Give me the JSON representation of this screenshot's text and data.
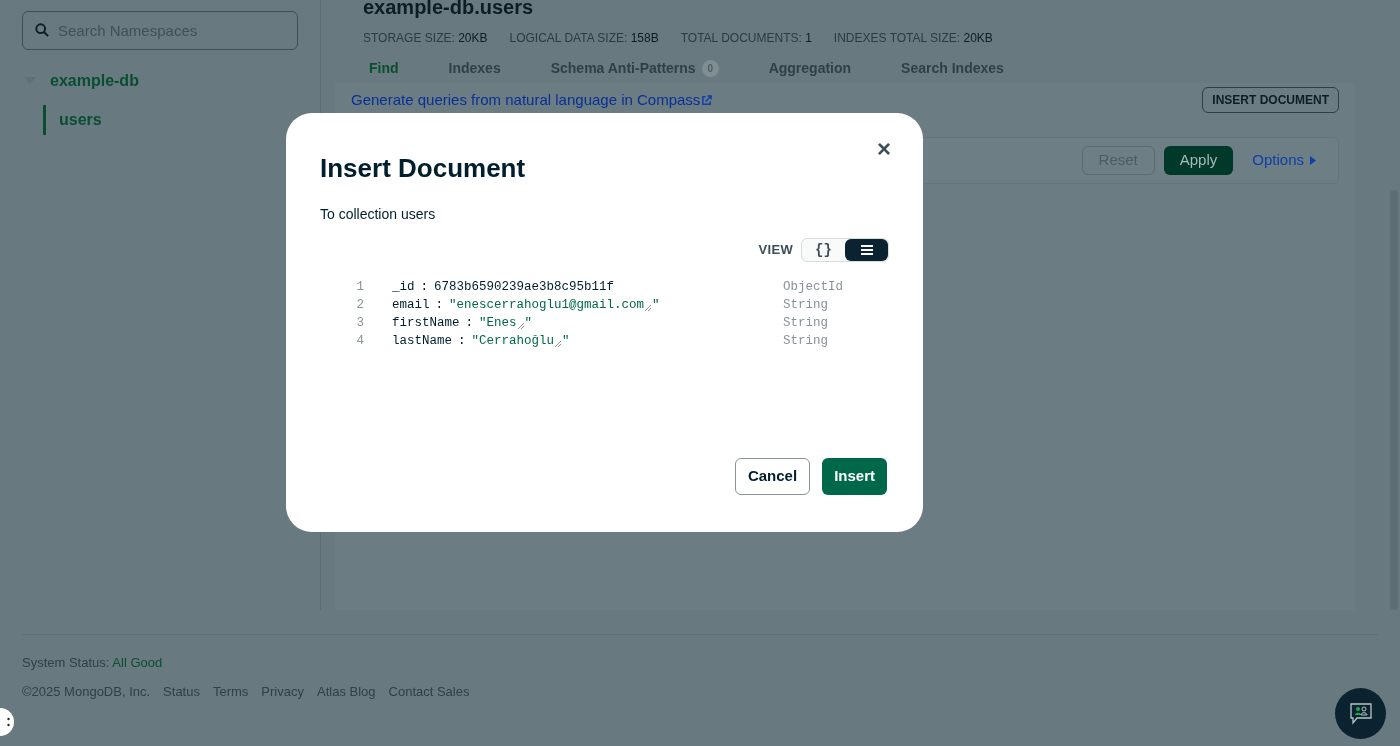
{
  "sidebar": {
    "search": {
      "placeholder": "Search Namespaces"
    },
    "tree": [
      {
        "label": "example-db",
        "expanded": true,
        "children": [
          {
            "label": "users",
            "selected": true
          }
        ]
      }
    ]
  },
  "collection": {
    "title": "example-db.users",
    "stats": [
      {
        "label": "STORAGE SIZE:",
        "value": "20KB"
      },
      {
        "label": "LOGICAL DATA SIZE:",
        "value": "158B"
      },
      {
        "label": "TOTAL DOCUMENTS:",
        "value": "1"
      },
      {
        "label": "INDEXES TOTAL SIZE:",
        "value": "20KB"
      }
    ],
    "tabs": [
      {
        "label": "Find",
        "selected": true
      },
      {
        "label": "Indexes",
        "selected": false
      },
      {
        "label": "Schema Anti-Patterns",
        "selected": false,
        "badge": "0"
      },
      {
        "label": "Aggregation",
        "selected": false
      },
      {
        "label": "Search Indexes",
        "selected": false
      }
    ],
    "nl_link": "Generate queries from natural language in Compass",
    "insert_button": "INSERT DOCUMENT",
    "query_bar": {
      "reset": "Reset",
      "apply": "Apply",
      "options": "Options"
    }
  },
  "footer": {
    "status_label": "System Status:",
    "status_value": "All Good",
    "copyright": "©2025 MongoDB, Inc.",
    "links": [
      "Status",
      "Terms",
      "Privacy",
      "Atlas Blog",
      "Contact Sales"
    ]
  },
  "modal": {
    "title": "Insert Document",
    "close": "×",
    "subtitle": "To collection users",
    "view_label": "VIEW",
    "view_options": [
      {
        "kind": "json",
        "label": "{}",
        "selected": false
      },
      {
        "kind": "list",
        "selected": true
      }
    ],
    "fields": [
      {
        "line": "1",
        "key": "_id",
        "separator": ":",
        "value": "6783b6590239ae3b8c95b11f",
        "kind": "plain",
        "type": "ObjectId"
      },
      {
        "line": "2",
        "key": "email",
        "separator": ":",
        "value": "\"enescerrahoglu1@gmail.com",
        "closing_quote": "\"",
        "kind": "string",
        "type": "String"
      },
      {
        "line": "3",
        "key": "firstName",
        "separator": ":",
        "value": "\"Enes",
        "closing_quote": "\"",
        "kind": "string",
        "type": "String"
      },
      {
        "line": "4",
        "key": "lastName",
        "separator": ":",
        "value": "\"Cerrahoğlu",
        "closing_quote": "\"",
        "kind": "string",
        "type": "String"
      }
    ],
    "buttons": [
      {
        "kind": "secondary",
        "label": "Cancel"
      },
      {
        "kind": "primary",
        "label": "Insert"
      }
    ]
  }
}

---

Given problem - Where a line in the entries holds the word "SIZE", copy that line.

Response -
        "label": "STORAGE SIZE:",
        "label": "LOGICAL DATA SIZE:",
        "label": "INDEXES TOTAL SIZE:",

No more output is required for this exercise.